+++ Recorded information

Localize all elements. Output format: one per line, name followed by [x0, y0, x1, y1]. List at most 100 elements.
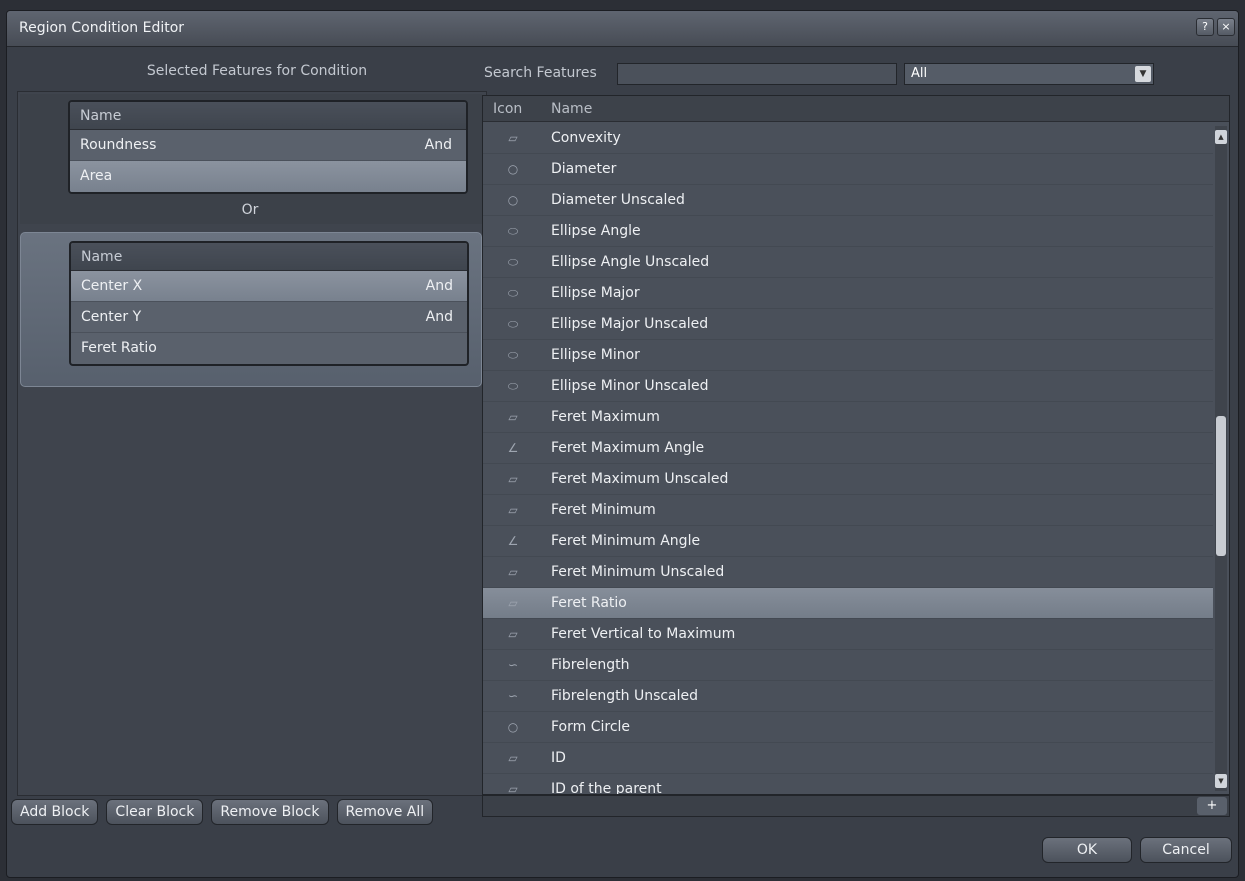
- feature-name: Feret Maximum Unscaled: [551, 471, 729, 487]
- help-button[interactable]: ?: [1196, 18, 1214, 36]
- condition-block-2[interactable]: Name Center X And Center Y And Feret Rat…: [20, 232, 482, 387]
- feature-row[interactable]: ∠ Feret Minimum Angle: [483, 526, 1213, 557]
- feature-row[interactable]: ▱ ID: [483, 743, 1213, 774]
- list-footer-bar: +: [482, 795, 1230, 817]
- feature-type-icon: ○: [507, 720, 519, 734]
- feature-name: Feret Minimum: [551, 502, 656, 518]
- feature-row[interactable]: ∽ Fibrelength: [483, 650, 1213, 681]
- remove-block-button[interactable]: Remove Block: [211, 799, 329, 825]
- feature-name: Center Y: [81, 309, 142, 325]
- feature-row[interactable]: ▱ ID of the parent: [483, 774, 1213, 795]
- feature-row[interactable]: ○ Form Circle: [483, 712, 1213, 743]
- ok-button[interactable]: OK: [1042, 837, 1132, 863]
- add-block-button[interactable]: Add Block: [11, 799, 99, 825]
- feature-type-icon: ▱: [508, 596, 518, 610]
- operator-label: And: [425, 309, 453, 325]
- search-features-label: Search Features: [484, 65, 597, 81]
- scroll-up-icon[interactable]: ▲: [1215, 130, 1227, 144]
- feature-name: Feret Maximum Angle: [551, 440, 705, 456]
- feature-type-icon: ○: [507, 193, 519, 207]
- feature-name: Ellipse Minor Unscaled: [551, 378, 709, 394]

++++++

**Task objective:**
Can you rewrite every line of the records above as a numbered list, skipping any blank lines and leaving out the pictures?

**Response to the task:**
1. Localize all elements. Output format: one per line, name followed by [x0, y0, x1, y1]. List at most 100 elements.
2. - feature-name: Feret Maximum Unscaled: [551, 471, 729, 487]
3. - help-button[interactable]: ?: [1196, 18, 1214, 36]
4. - condition-block-2[interactable]: Name Center X And Center Y And Feret Rat…: [20, 232, 482, 387]
5. - feature-row[interactable]: ∠ Feret Minimum Angle: [483, 526, 1213, 557]
6. - feature-row[interactable]: ▱ ID: [483, 743, 1213, 774]
7. - list-footer-bar: +: [482, 795, 1230, 817]
8. - feature-type-icon: ○: [507, 720, 519, 734]
9. - feature-name: Feret Minimum: [551, 502, 656, 518]
10. - feature-row[interactable]: ∽ Fibrelength: [483, 650, 1213, 681]
11. - remove-block-button[interactable]: Remove Block: [211, 799, 329, 825]
12. - feature-name: Center Y: [81, 309, 142, 325]
13. - feature-row[interactable]: ▱ ID of the parent: [483, 774, 1213, 795]
14. - feature-row[interactable]: ○ Form Circle: [483, 712, 1213, 743]
15. - ok-button[interactable]: OK: [1042, 837, 1132, 863]
16. - add-block-button[interactable]: Add Block: [11, 799, 99, 825]
17. - feature-type-icon: ▱: [508, 596, 518, 610]
18. - operator-label: And: [425, 309, 453, 325]
19. - search-features-label: Search Features: [484, 65, 597, 81]
20. - scroll-up-icon[interactable]: ▲: [1215, 130, 1227, 144]
21. - feature-name: Feret Maximum Angle: [551, 440, 705, 456]
22. - feature-type-icon: ○: [507, 193, 519, 207]
23. - feature-name: Ellipse Minor Unscaled: [551, 378, 709, 394]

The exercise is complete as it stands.